TASK REQUIREMENTS ▸ Each entry should be quoted word for word, including every mark of punctuation.

Dataset entries ▸
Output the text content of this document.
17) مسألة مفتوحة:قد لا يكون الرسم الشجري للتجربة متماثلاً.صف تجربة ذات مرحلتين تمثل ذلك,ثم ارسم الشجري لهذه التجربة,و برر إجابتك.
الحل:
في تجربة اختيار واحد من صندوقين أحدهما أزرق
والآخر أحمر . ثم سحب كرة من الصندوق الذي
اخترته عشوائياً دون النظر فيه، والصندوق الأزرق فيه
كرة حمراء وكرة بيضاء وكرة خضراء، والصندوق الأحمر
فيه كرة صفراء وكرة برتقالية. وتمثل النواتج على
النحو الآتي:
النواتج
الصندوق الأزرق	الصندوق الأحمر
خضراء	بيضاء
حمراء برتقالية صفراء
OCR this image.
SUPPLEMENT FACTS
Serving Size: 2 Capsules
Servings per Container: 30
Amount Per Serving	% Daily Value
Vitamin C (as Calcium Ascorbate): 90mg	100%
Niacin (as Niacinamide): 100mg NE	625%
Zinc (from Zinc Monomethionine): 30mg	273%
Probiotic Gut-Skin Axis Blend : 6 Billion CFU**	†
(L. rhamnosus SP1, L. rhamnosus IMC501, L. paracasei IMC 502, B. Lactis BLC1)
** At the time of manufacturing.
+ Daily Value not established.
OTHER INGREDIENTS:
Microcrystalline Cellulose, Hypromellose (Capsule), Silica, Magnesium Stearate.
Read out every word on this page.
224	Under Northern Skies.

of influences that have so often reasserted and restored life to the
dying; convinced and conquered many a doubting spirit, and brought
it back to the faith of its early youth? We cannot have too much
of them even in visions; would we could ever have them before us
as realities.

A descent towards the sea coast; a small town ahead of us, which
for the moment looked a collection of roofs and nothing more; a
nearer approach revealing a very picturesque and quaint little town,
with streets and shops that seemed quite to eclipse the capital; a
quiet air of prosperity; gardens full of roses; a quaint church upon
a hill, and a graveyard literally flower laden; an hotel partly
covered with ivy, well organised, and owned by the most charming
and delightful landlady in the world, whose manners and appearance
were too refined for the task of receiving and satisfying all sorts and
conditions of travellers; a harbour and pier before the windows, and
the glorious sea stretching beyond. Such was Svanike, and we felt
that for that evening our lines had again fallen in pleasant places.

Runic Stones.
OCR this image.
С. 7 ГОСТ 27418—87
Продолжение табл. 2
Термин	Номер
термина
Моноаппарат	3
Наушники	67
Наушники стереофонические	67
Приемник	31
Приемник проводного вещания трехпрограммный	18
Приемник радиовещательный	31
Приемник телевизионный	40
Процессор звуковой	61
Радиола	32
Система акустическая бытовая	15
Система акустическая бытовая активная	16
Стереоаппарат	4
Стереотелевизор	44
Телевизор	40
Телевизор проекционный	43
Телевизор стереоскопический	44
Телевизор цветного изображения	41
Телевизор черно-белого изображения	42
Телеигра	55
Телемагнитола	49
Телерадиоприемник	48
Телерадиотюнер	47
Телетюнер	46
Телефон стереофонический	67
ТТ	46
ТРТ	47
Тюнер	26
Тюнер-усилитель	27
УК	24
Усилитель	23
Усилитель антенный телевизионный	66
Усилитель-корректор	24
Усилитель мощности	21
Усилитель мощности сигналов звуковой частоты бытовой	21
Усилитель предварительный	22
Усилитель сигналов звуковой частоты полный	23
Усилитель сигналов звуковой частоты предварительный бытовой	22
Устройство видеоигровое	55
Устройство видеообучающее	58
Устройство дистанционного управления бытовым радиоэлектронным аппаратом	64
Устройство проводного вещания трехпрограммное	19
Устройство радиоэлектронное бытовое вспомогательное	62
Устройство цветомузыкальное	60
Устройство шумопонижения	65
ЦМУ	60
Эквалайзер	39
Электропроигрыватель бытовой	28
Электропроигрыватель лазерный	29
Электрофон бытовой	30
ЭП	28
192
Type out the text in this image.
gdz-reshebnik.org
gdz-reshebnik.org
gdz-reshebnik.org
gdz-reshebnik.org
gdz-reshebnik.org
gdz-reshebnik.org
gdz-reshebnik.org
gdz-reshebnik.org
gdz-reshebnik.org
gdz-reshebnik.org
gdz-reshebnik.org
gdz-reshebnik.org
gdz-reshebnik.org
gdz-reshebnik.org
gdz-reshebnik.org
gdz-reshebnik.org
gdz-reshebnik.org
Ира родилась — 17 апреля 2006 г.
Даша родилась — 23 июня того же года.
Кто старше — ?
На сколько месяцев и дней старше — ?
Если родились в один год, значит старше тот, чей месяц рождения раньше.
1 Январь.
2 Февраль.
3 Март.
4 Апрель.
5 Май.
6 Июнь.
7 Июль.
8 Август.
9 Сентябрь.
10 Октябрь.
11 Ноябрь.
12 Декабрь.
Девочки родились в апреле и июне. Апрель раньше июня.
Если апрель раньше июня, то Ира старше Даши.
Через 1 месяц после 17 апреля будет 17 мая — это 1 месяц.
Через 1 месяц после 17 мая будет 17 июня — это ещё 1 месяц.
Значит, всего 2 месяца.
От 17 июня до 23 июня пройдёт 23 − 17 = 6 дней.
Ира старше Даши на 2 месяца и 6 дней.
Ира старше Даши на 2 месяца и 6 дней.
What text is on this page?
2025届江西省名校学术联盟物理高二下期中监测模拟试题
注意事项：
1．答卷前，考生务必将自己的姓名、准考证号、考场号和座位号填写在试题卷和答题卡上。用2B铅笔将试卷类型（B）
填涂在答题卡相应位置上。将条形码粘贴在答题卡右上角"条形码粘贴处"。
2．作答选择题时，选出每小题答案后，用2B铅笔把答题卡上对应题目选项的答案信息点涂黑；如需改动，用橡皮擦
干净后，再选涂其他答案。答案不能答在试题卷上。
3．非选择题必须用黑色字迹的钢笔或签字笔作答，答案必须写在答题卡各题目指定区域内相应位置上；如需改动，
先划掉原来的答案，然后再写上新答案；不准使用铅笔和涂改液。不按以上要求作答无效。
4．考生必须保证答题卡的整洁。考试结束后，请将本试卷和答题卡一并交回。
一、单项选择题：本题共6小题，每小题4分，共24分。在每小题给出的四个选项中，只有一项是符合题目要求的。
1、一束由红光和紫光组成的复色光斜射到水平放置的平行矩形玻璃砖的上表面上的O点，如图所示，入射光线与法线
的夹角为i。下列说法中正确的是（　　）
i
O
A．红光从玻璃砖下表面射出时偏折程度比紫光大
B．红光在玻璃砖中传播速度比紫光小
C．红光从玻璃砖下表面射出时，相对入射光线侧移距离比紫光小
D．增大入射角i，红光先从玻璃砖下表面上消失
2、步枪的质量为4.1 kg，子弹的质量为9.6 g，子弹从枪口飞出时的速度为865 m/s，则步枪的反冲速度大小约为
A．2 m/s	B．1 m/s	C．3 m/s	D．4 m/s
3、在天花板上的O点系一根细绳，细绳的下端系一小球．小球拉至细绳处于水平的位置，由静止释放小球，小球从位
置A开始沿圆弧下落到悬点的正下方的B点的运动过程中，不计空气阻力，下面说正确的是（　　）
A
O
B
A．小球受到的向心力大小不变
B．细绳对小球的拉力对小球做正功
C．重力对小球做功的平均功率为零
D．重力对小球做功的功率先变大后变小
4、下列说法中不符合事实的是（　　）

WORKED ANSWER ▸
Output the text content of this document.
17) مسألة مفتوحة:قد لا يكون الرسم الشجري للتجربة متماثلاً.صف تجربة ذات مرحلتين تمثل ذلك,ثم ارسم الشجري لهذه التجربة,و برر إجابتك.
الحل:
في تجربة اختيار واحد من صندوقين أحدهما أزرق
والآخر أحمر . ثم سحب كرة من الصندوق الذي
اخترته عشوائياً دون النظر فيه، والصندوق الأزرق فيه
كرة حمراء وكرة بيضاء وكرة خضراء، والصندوق الأحمر
فيه كرة صفراء وكرة برتقالية. وتمثل النواتج على
النحو الآتي:
النواتج
الصندوق الأزرق	الصندوق الأحمر
خضراء	بيضاء
حمراء برتقالية صفراء
OCR this image.
SUPPLEMENT FACTS
Serving Size: 2 Capsules
Servings per Container: 30
Amount Per Serving	% Daily Value
Vitamin C (as Calcium Ascorbate): 90mg	100%
Niacin (as Niacinamide): 100mg NE	625%
Zinc (from Zinc Monomethionine): 30mg	273%
Probiotic Gut-Skin Axis Blend : 6 Billion CFU**	†
(L. rhamnosus SP1, L. rhamnosus IMC501, L. paracasei IMC 502, B. Lactis BLC1)
** At the time of manufacturing.
+ Daily Value not established.
OTHER INGREDIENTS:
Microcrystalline Cellulose, Hypromellose (Capsule), Silica, Magnesium Stearate.
Read out every word on this page.
224	Under Northern Skies.

of influences that have so often reasserted and restored life to the
dying; convinced and conquered many a doubting spirit, and brought
it back to the faith of its early youth? We cannot have too much
of them even in visions; would we could ever have them before us
as realities.

A descent towards the sea coast; a small town ahead of us, which
for the moment looked a collection of roofs and nothing more; a
nearer approach revealing a very picturesque and quaint little town,
with streets and shops that seemed quite to eclipse the capital; a
quiet air of prosperity; gardens full of roses; a quaint church upon
a hill, and a graveyard literally flower laden; an hotel partly
covered with ivy, well organised, and owned by the most charming
and delightful landlady in the world, whose manners and appearance
were too refined for the task of receiving and satisfying all sorts and
conditions of travellers; a harbour and pier before the windows, and
the glorious sea stretching beyond. Such was Svanike, and we felt
that for that evening our lines had again fallen in pleasant places.

Runic Stones.
OCR this image.
С. 7 ГОСТ 27418—87
Продолжение табл. 2
Термин	Номер
термина
Моноаппарат	3
Наушники	67
Наушники стереофонические	67
Приемник	31
Приемник проводного вещания трехпрограммный	18
Приемник радиовещательный	31
Приемник телевизионный	40
Процессор звуковой	61
Радиола	32
Система акустическая бытовая	15
Система акустическая бытовая активная	16
Стереоаппарат	4
Стереотелевизор	44
Телевизор	40
Телевизор проекционный	43
Телевизор стереоскопический	44
Телевизор цветного изображения	41
Телевизор черно-белого изображения	42
Телеигра	55
Телемагнитола	49
Телерадиоприемник	48
Телерадиотюнер	47
Телетюнер	46
Телефон стереофонический	67
ТТ	46
ТРТ	47
Тюнер	26
Тюнер-усилитель	27
УК	24
Усилитель	23
Усилитель антенный телевизионный	66
Усилитель-корректор	24
Усилитель мощности	21
Усилитель мощности сигналов звуковой частоты бытовой	21
Усилитель предварительный	22
Усилитель сигналов звуковой частоты полный	23
Усилитель сигналов звуковой частоты предварительный бытовой	22
Устройство видеоигровое	55
Устройство видеообучающее	58
Устройство дистанционного управления бытовым радиоэлектронным аппаратом	64
Устройство проводного вещания трехпрограммное	19
Устройство радиоэлектронное бытовое вспомогательное	62
Устройство цветомузыкальное	60
Устройство шумопонижения	65
ЦМУ	60
Эквалайзер	39
Электропроигрыватель бытовой	28
Электропроигрыватель лазерный	29
Электрофон бытовой	30
ЭП	28
192
Type out the text in this image.
gdz-reshebnik.org
gdz-reshebnik.org
gdz-reshebnik.org
gdz-reshebnik.org
gdz-reshebnik.org
gdz-reshebnik.org
gdz-reshebnik.org
gdz-reshebnik.org
gdz-reshebnik.org
gdz-reshebnik.org
gdz-reshebnik.org
gdz-reshebnik.org
gdz-reshebnik.org
gdz-reshebnik.org
gdz-reshebnik.org
gdz-reshebnik.org
gdz-reshebnik.org
Ира родилась — 17 апреля 2006 г.
Даша родилась — 23 июня того же года.
Кто старше — ?
На сколько месяцев и дней старше — ?
Если родились в один год, значит старше тот, чей месяц рождения раньше.
1 Январь.
2 Февраль.
3 Март.
4 Апрель.
5 Май.
6 Июнь.
7 Июль.
8 Август.
9 Сентябрь.
10 Октябрь.
11 Ноябрь.
12 Декабрь.
Девочки родились в апреле и июне. Апрель раньше июня.
Если апрель раньше июня, то Ира старше Даши.
Через 1 месяц после 17 апреля будет 17 мая — это 1 месяц.
Через 1 месяц после 17 мая будет 17 июня — это ещё 1 месяц.
Значит, всего 2 месяца.
От 17 июня до 23 июня пройдёт 23 − 17 = 6 дней.
Ира старше Даши на 2 месяца и 6 дней.
Ира старше Даши на 2 месяца и 6 дней.
What text is on this page?
2025届江西省名校学术联盟物理高二下期中监测模拟试题
注意事项：
1．答卷前，考生务必将自己的姓名、准考证号、考场号和座位号填写在试题卷和答题卡上。用2B铅笔将试卷类型（B）
填涂在答题卡相应位置上。将条形码粘贴在答题卡右上角"条形码粘贴处"。
2．作答选择题时，选出每小题答案后，用2B铅笔把答题卡上对应题目选项的答案信息点涂黑；如需改动，用橡皮擦
干净后，再选涂其他答案。答案不能答在试题卷上。
3．非选择题必须用黑色字迹的钢笔或签字笔作答，答案必须写在答题卡各题目指定区域内相应位置上；如需改动，
先划掉原来的答案，然后再写上新答案；不准使用铅笔和涂改液。不按以上要求作答无效。
4．考生必须保证答题卡的整洁。考试结束后，请将本试卷和答题卡一并交回。
一、单项选择题：本题共6小题，每小题4分，共24分。在每小题给出的四个选项中，只有一项是符合题目要求的。
1、一束由红光和紫光组成的复色光斜射到水平放置的平行矩形玻璃砖的上表面上的O点，如图所示，入射光线与法线
的夹角为i。下列说法中正确的是（　　）
i
O
A．红光从玻璃砖下表面射出时偏折程度比紫光大
B．红光在玻璃砖中传播速度比紫光小
C．红光从玻璃砖下表面射出时，相对入射光线侧移距离比紫光小
D．增大入射角i，红光先从玻璃砖下表面上消失
2、步枪的质量为4.1 kg，子弹的质量为9.6 g，子弹从枪口飞出时的速度为865 m/s，则步枪的反冲速度大小约为
A．2 m/s	B．1 m/s	C．3 m/s	D．4 m/s
3、在天花板上的O点系一根细绳，细绳的下端系一小球．小球拉至细绳处于水平的位置，由静止释放小球，小球从位
置A开始沿圆弧下落到悬点的正下方的B点的运动过程中，不计空气阻力，下面说正确的是（　　）
A
O
B
A．小球受到的向心力大小不变
B．细绳对小球的拉力对小球做正功
C．重力对小球做功的平均功率为零
D．重力对小球做功的功率先变大后变小
4、下列说法中不符合事实的是（　　）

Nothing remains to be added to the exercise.